Task statement — Count the lines below that contain the word "text", and report only that number.

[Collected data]
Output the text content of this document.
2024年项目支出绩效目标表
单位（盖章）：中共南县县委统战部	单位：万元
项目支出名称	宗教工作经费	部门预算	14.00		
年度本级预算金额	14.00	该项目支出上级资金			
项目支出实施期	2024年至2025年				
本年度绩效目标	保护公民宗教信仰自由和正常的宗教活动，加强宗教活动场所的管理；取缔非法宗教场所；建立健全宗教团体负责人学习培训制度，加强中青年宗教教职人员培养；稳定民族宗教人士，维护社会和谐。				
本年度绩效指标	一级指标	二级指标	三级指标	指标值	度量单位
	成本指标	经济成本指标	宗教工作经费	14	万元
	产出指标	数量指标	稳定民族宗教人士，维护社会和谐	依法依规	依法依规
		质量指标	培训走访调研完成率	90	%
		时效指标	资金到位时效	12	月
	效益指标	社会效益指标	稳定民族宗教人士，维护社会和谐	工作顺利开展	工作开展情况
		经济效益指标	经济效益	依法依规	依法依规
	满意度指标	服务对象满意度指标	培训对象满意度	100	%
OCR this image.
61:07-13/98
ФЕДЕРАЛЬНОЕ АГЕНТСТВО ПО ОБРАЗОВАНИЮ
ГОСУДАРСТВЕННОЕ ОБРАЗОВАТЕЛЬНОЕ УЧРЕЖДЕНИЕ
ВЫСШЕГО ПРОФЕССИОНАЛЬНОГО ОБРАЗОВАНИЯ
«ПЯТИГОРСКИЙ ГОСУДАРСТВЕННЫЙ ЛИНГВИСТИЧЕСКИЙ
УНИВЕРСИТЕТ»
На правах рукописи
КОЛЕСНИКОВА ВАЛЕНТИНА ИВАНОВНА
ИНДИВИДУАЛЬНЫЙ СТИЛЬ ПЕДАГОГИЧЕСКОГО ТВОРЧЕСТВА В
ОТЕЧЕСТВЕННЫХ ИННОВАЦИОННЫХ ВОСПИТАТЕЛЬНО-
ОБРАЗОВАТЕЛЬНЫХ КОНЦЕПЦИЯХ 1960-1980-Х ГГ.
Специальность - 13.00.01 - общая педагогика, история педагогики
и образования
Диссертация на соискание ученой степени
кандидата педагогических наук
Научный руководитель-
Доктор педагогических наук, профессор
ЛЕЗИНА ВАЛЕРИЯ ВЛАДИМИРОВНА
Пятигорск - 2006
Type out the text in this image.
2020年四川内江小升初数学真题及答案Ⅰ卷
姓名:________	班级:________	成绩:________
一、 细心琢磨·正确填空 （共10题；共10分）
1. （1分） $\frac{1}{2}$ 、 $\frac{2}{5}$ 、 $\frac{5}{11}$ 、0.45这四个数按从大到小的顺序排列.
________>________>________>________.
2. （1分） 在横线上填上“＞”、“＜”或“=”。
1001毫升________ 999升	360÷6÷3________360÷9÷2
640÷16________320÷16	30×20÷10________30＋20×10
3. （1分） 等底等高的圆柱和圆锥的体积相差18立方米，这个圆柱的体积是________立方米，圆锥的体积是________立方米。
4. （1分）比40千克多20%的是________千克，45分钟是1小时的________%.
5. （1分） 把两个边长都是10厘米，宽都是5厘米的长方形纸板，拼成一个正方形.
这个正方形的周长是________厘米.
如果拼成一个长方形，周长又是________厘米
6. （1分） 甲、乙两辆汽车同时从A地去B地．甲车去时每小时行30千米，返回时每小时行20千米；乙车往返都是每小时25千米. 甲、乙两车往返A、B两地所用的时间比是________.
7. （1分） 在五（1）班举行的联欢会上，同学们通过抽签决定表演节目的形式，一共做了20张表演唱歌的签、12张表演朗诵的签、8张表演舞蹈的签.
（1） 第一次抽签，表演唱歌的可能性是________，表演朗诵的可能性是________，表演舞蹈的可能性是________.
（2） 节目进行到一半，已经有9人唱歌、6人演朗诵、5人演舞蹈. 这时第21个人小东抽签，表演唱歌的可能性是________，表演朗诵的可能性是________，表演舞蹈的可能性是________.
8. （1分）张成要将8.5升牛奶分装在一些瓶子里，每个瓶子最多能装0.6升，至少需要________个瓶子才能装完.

Result — 2